■ **EXERCISE**
Your answer is a single number: the count of lines that contain the string "poszczególnych".

Stored data
---

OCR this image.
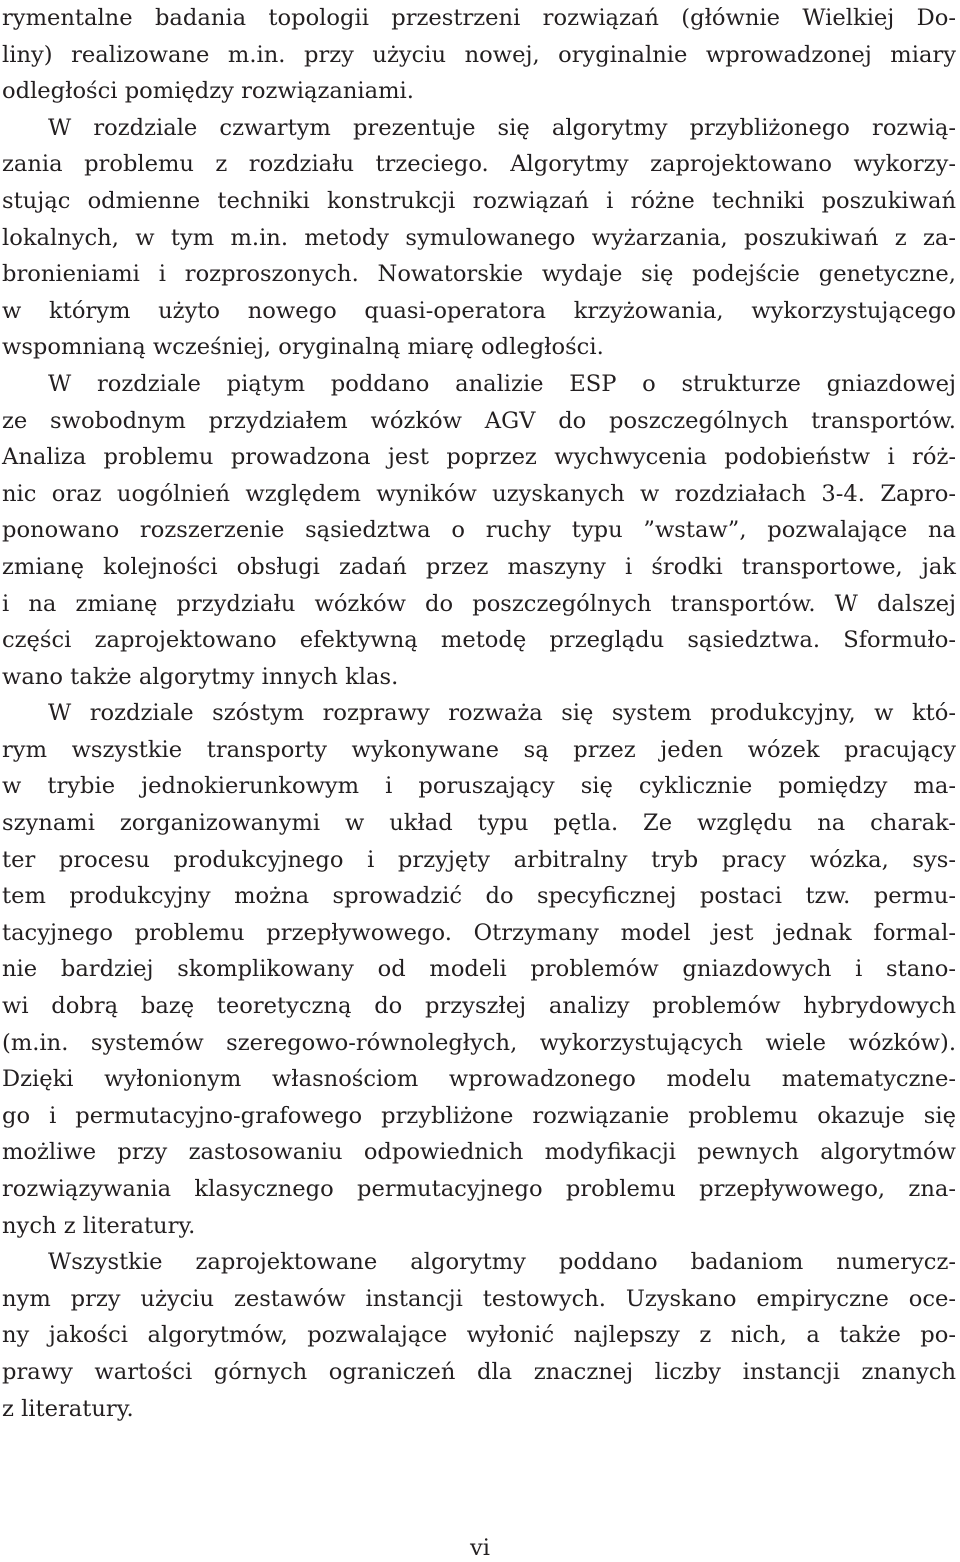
rymentalne badania topologii przestrzeni rozwiązań (głównie Wielkiej Do-
liny) realizowane m.in. przy użyciu nowej, oryginalnie wprowadzonej miary
odległości pomiędzy rozwiązaniami.
W rozdziale czwartym prezentuje się algorytmy przybliżonego rozwią-
zania problemu z rozdziału trzeciego. Algorytmy zaprojektowano wykorzy-
stując odmienne techniki konstrukcji rozwiązań i różne techniki poszukiwań
lokalnych, w tym m.in. metody symulowanego wyżarzania, poszukiwań z za-
bronieniami i rozproszonych. Nowatorskie wydaje się podejście genetyczne,
w którym użyto nowego quasi-operatora krzyżowania, wykorzystującego
wspomnianą wcześniej, oryginalną miarę odległości.
W rozdziale piątym poddano analizie ESP o strukturze gniazdowej
ze swobodnym przydziałem wózków AGV do poszczególnych transportów.
Analiza problemu prowadzona jest poprzez wychwycenia podobieństw i róż-
nic oraz uogólnień względem wyników uzyskanych w rozdziałach 3-4. Zapro-
ponowano rozszerzenie sąsiedztwa o ruchy typu ”wstaw”, pozwalające na
zmianę kolejności obsługi zadań przez maszyny i środki transportowe, jak
i na zmianę przydziału wózków do poszczególnych transportów. W dalszej
części zaprojektowano efektywną metodę przeglądu sąsiedztwa. Sformuło-
wano także algorytmy innych klas.
W rozdziale szóstym rozprawy rozważa się system produkcyjny, w któ-
rym wszystkie transporty wykonywane są przez jeden wózek pracujący
w trybie jednokierunkowym i poruszający się cyklicznie pomiędzy ma-
szynami zorganizowanymi w układ typu pętla. Ze względu na charak-
ter procesu produkcyjnego i przyjęty arbitralny tryb pracy wózka, sys-
tem produkcyjny można sprowadzić do specyficznej postaci tzw. permu-
tacyjnego problemu przepływowego. Otrzymany model jest jednak formal-
nie bardziej skomplikowany od modeli problemów gniazdowych i stano-
wi dobrą bazę teoretyczną do przyszłej analizy problemów hybrydowych
(m.in. systemów szeregowo-równoległych, wykorzystujących wiele wózków).
Dzięki wyłonionym własnościom wprowadzonego modelu matematyczne-
go i permutacyjno-grafowego przybliżone rozwiązanie problemu okazuje się
możliwe przy zastosowaniu odpowiednich modyfikacji pewnych algorytmów
rozwiązywania klasycznego permutacyjnego problemu przepływowego, zna-
nych z literatury.
Wszystkie zaprojektowane algorytmy poddano badaniom numerycz-
nym przy użyciu zestawów instancji testowych. Uzyskano empiryczne oce-
ny jakości algorytmów, pozwalające wyłonić najlepszy z nich, a także po-
prawy wartości górnych ograniczeń dla znacznej liczby instancji znanych
z literatury.
vi
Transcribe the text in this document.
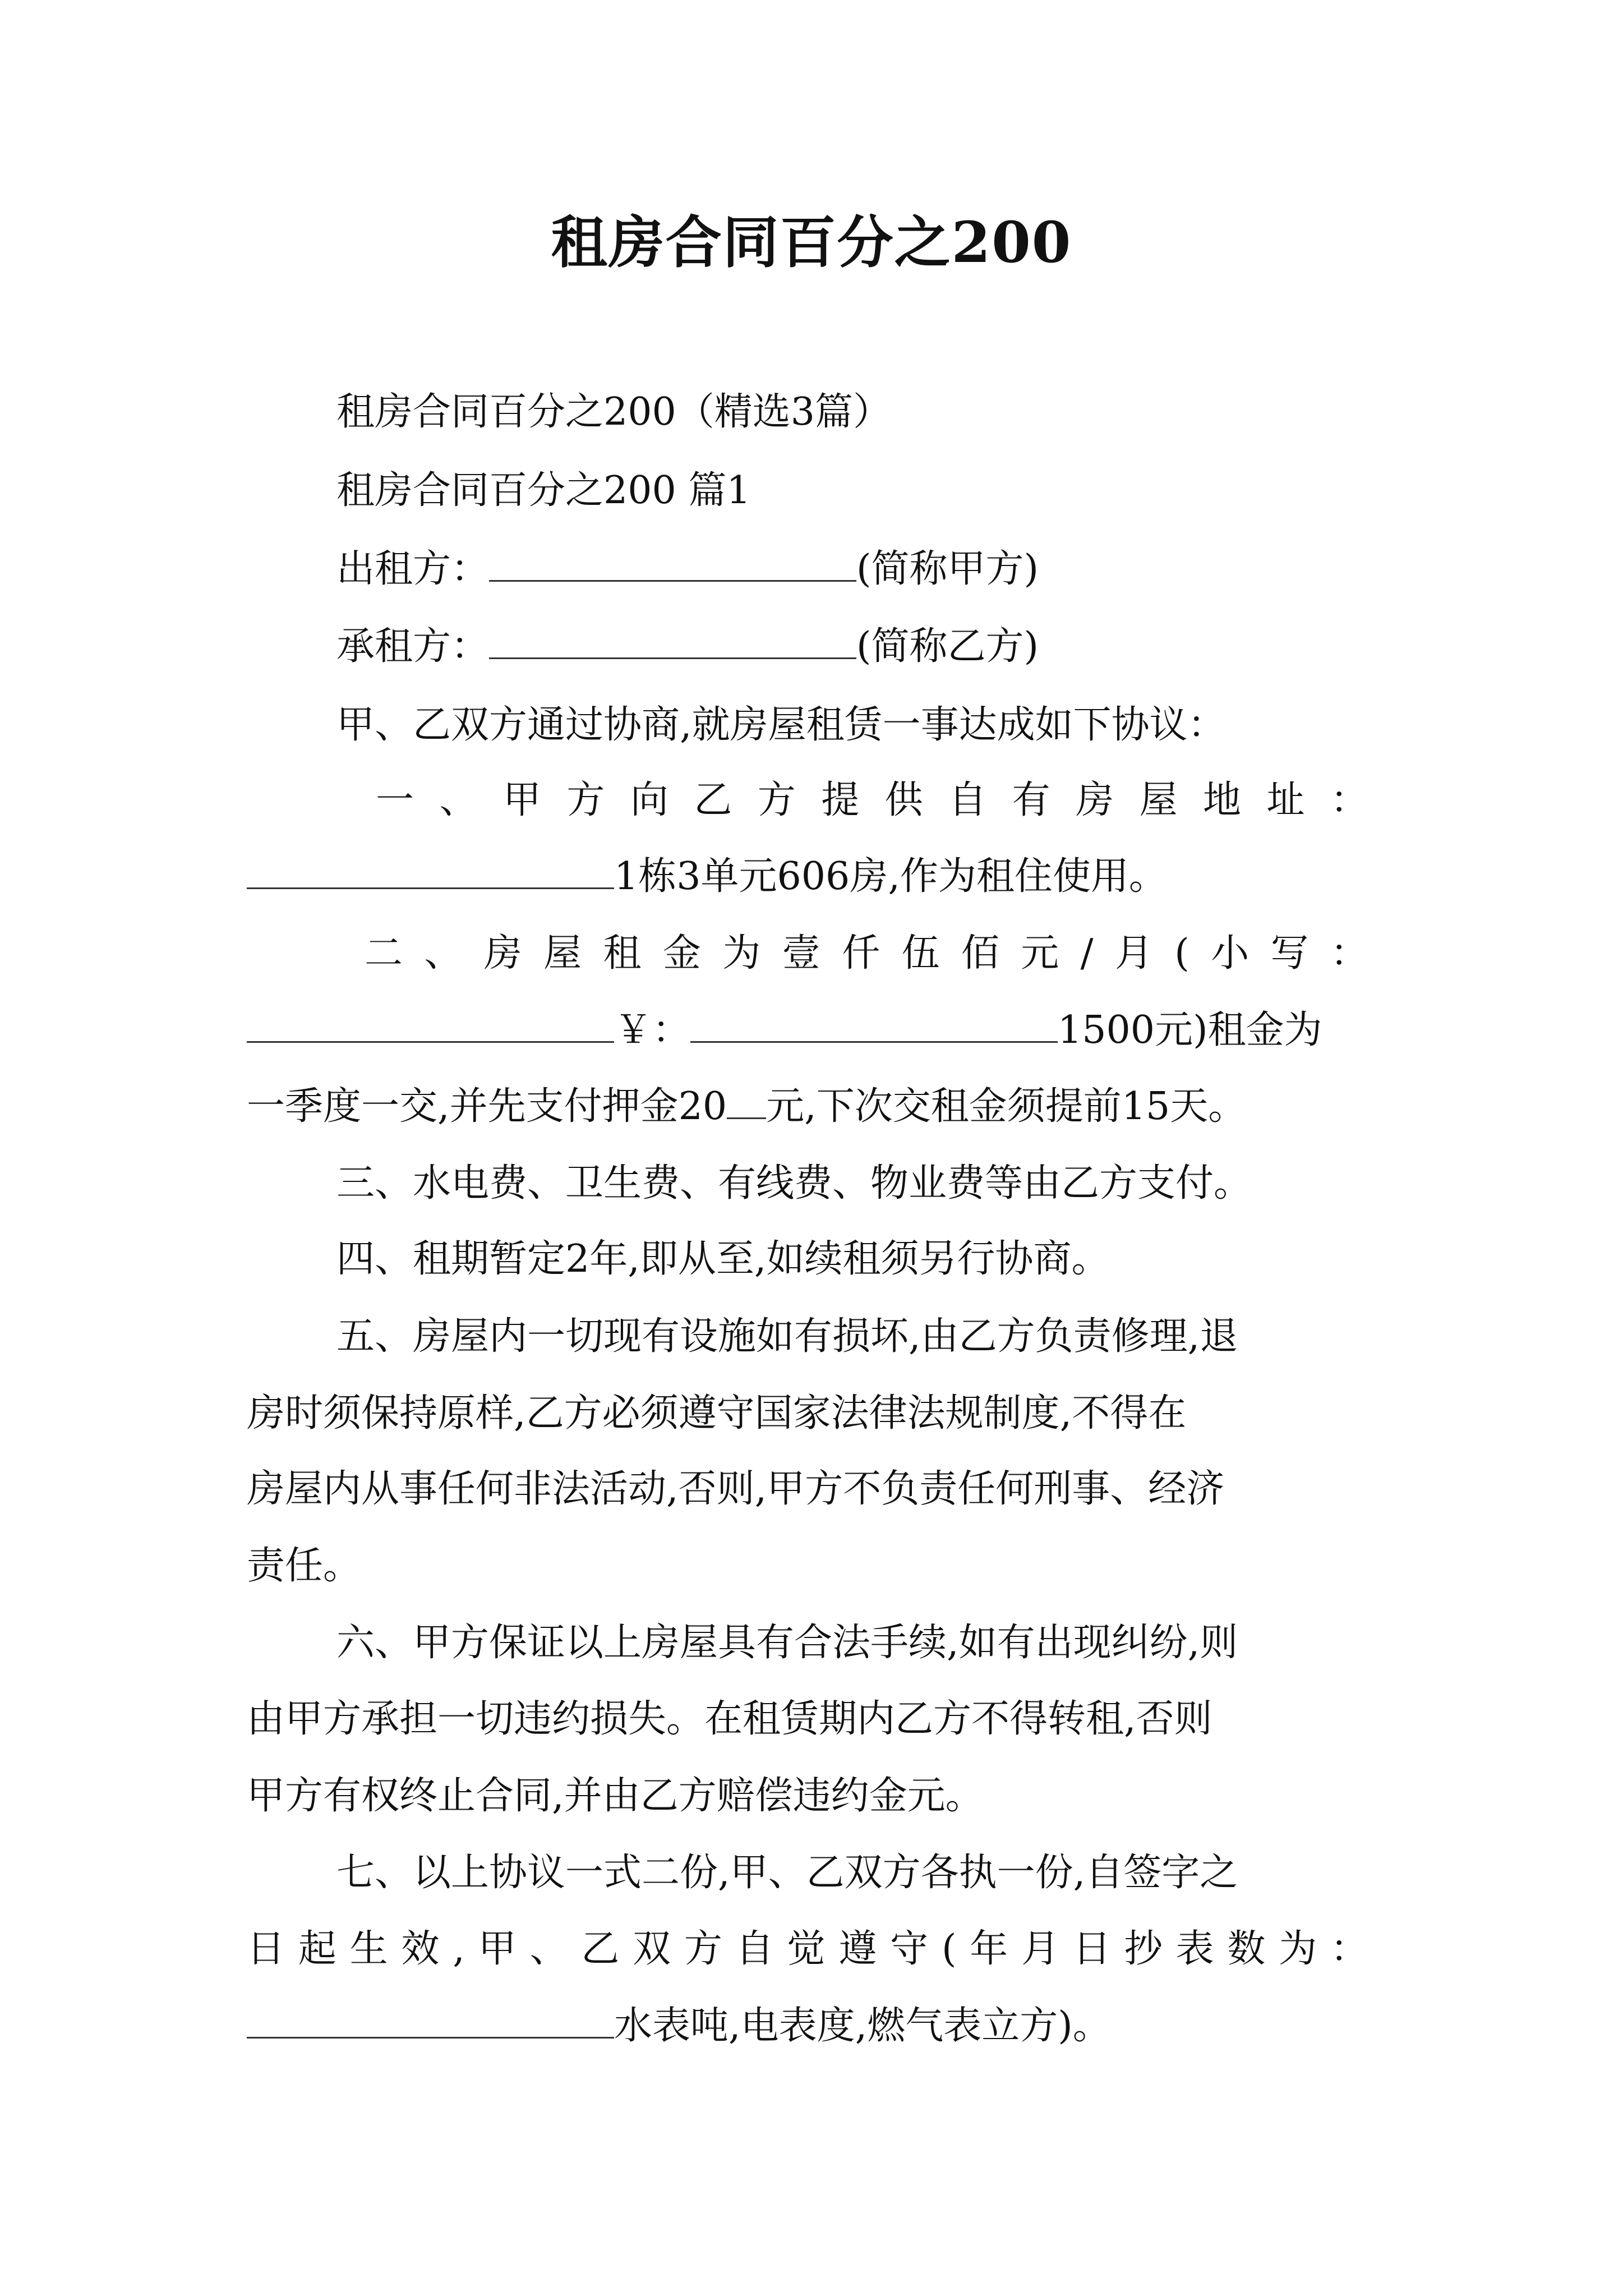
租房合同百分之200
租房合同百分之200（精选3篇）
租房合同百分之200 篇1
出租方：	(简称甲方)
承租方：	(简称乙方)
甲、乙双方通过协商,就房屋租赁一事达成如下协议：
一、甲方向乙方提供自有房屋地址：
1栋3单元606房,作为租住使用。
二、房屋租金为壹仟伍佰元/月(小写：
￥：	1500元)租金为
一季度一交,并先支付押金20 元,下次交租金须提前15天。
三、水电费、卫生费、有线费、物业费等由乙方支付。
四、租期暂定2年,即从至,如续租须另行协商。
五、房屋内一切现有设施如有损坏,由乙方负责修理,退
房时须保持原样,乙方必须遵守国家法律法规制度,不得在
房屋内从事任何非法活动,否则,甲方不负责任何刑事、经济
责任。
六、甲方保证以上房屋具有合法手续,如有出现纠纷,则
由甲方承担一切违约损失。在租赁期内乙方不得转租,否则
甲方有权终止合同,并由乙方赔偿违约金元。
七、以上协议一式二份,甲、乙双方各执一份,自签字之
日起生效,甲、乙双方自觉遵守(年月日抄表数为：
水表吨,电表度,燃气表立方)。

---

■ **RESPONSE TO THE TASK**
2